Question 1
Don’t just sit there! Build something!!

Learning to mathematically analyze circuits requires much study and practice. Typically, students practice by working through lots of sample problems and checking their answers against those provided by the textbook or the instructor. While this is good, there is a much better way.

You will learn much more by actually building and analyzing real circuits, letting your test equipment provide the änswers” instead of a book or another person. For successful circuit-building exercises, follow these steps:

1.
Carefully measure and record all component values prior to circuit construction, choosing resistor values high enough to make damage to any active components unlikely.
2.
Draw the schematic diagram for the circuit to be analyzed.
3.
Carefully build this circuit on a breadboard or other convenient medium.
4.
Check the accuracy of the circuit’s construction, following each wire to each connection point, and verifying these elements one-by-one on the diagram.
5.
Mathematically analyze the circuit, solving for all voltage and current values.
6.
Carefully measure all voltages and currents, to verify the accuracy of your analysis.
7.
If there are any substantial errors (greater than a few percent), carefully check your circuit’s construction against the diagram, then carefully re-calculate the values and re-measure.

When students are first learning about semiconductor devices, and are most likely to damage them by making improper connections in their circuits, I recommend they experiment with large, high-wattage components (1N4001 rectifying diodes, TO-220 or TO-3 case power transistors, etc.), and using dry-cell battery power sources rather than a benchtop power supply. This decreases the likelihood of component damage.

As usual, avoid very high and very low resistor values, to avoid measurement errors caused by meter “loading” (on the high end) and to avoid transistor burnout (on the low end). I recommend resistors between 1 kΩ and 100 kΩ.

One way you can save time and reduce the possibility of error is to begin with a very simple circuit and incrementally add components to increase its complexity after each analysis, rather than building a whole new circuit for each practice problem. Another time-saving technique is to re-use the same components in a variety of different circuit configurations. This way, you won’t have to measure any component’s value more than once.

 

Question 2

The circuit shown here is called a relaxation oscillator. It works on the principles of capacitor charging over time (an RC circuit), and of the hysteresis of a gas-discharge bulb: the fact that the voltage required to initiate conduction through the bulb is significantly greater than the voltage below which the bulb ceases to conduct current.

In this circuit, the neon bulb ionizes at a voltage of 70 volts, and stops conducting when the voltage falls below 30 volts:



Graph the capacitor’s voltage over time as this circuit is energized by the DC source. Note on your graph at what times the neon bulb is lit:

 

Question 3

Replace the fixed-value resistor with a potentiometer to adjust the blinking rate of the neon lamp, in this relaxation oscillator circuit. Connect the potentiometer in such a way that clockwise rotation of the knob makes the lamp blink faster:



 

Question 4

Define what an oscillator circuit is, using your own words. Give a few examples of oscillators at work in common devices and systems.

 

Question 5

This relaxation oscillator circuit uses a resistor-capacitor combination (R1 - C1) to establish the time delay between output pulses:



The voltage measured between TP1 and ground looks like this on the oscilloscope display:



A slightly different version of this circuit adds a JFET to the capacitor’s charge current path:



Now, the voltage at TP1 looks like this:



What function does the JFET perform in this circuit, based on your analysis of the new TP1 signal waveform? The straight-line charging voltage pattern shown on the second oscilloscope display indicates what the JFET is doing in this circuit.

****************************************

**REQUESTS:**
- a) In the oscillator circuit worksheet, at what voltage does the neon bulb ionize, and below what voltage does it stop conducting?
- b) Continue the oscillator circuit worksheet from the point where it stops.

****************************************

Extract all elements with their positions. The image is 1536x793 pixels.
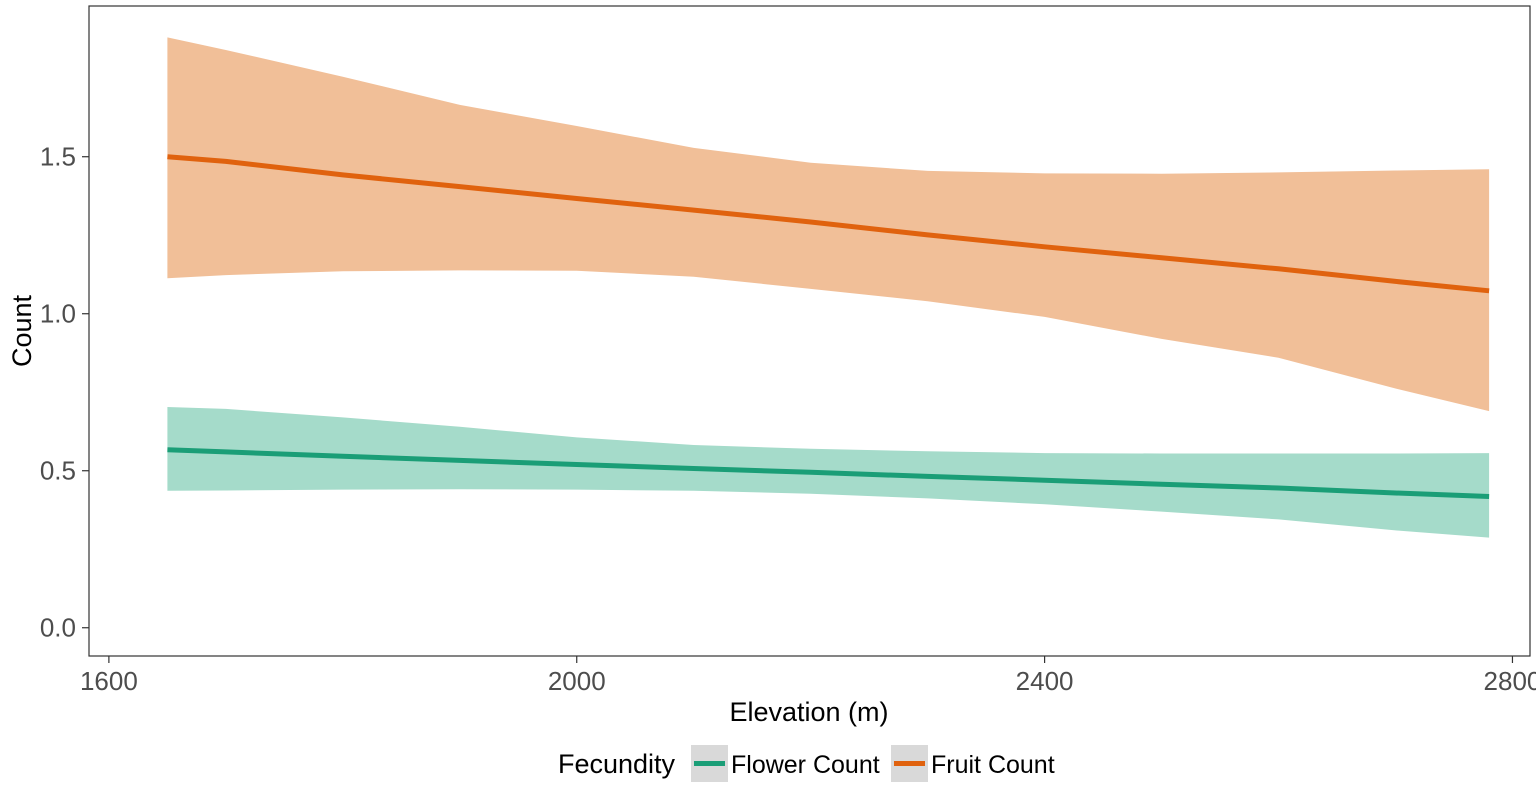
flower-count-line (167, 447, 1490, 499)
fruit-count-legend-label: Fruit Count (931, 751, 1055, 779)
x-axis: 1600 2000 2400 2800 (80, 656, 1536, 696)
legend-title: Fecundity (558, 749, 676, 779)
series-lines (167, 154, 1490, 499)
legend: Fecundity Flower Count Fruit Count (558, 745, 1055, 782)
y-axis-title: Count (7, 294, 37, 367)
y-tick-label: 1.5 (40, 142, 76, 172)
x-tick-label: 2800 (1484, 666, 1536, 696)
x-tick-label: 2400 (1016, 666, 1074, 696)
flower-count-legend-label: Flower Count (731, 751, 880, 779)
y-tick-label: 0.0 (40, 613, 76, 643)
y-axis: 0.0 0.5 1.0 1.5 (40, 142, 89, 643)
x-axis-title: Elevation (m) (729, 697, 888, 727)
y-tick-label: 1.0 (40, 299, 76, 329)
y-tick-label: 0.5 (40, 456, 76, 486)
x-tick-label: 2000 (548, 666, 606, 696)
x-tick-label: 1600 (80, 666, 138, 696)
fruit-count-line (167, 154, 1490, 294)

****************************************

**ANSWERS TO EACH TASK:**
- a) The bulb ionizes at 70 volts and stops conducting below 30 volts.

- b)
Hint: you don’t need to know anything about the function of the unijunction transistor (at the circuit’s output) other than it acts as an on/off switch to periodically discharge the capacitor when the TP1 voltage reaches a certain threshold level.

Challenge question: write a formula predicting the slope of the ramping voltage waveform measured at TP1.

 

Question 6

This circuit shown here is for a timing light: a device that uses a pulsed strobe lamp to “freeze” the motion of a rotating object.



Which component(s) in this circuit form the oscillator section? What type of oscillator is used in this circuit? Which component values have a direct influence on the frequency of the flash tube’s output?

 

Question 7

Explain the principle of operation in this astable multivibrator circuit:



Also, identify where you would connect to this circuit to obtain an output signal. What type of signal would it be (sine wave, square wave, ramp or triangle wave, etc.)?

 

Question 8

This astable multivibrator circuit will oscillate with a 50% duty cycle if the components are symmetrically sized:



Determine which component(s) would have to be re-sized to produce a duty cycle other than 50%.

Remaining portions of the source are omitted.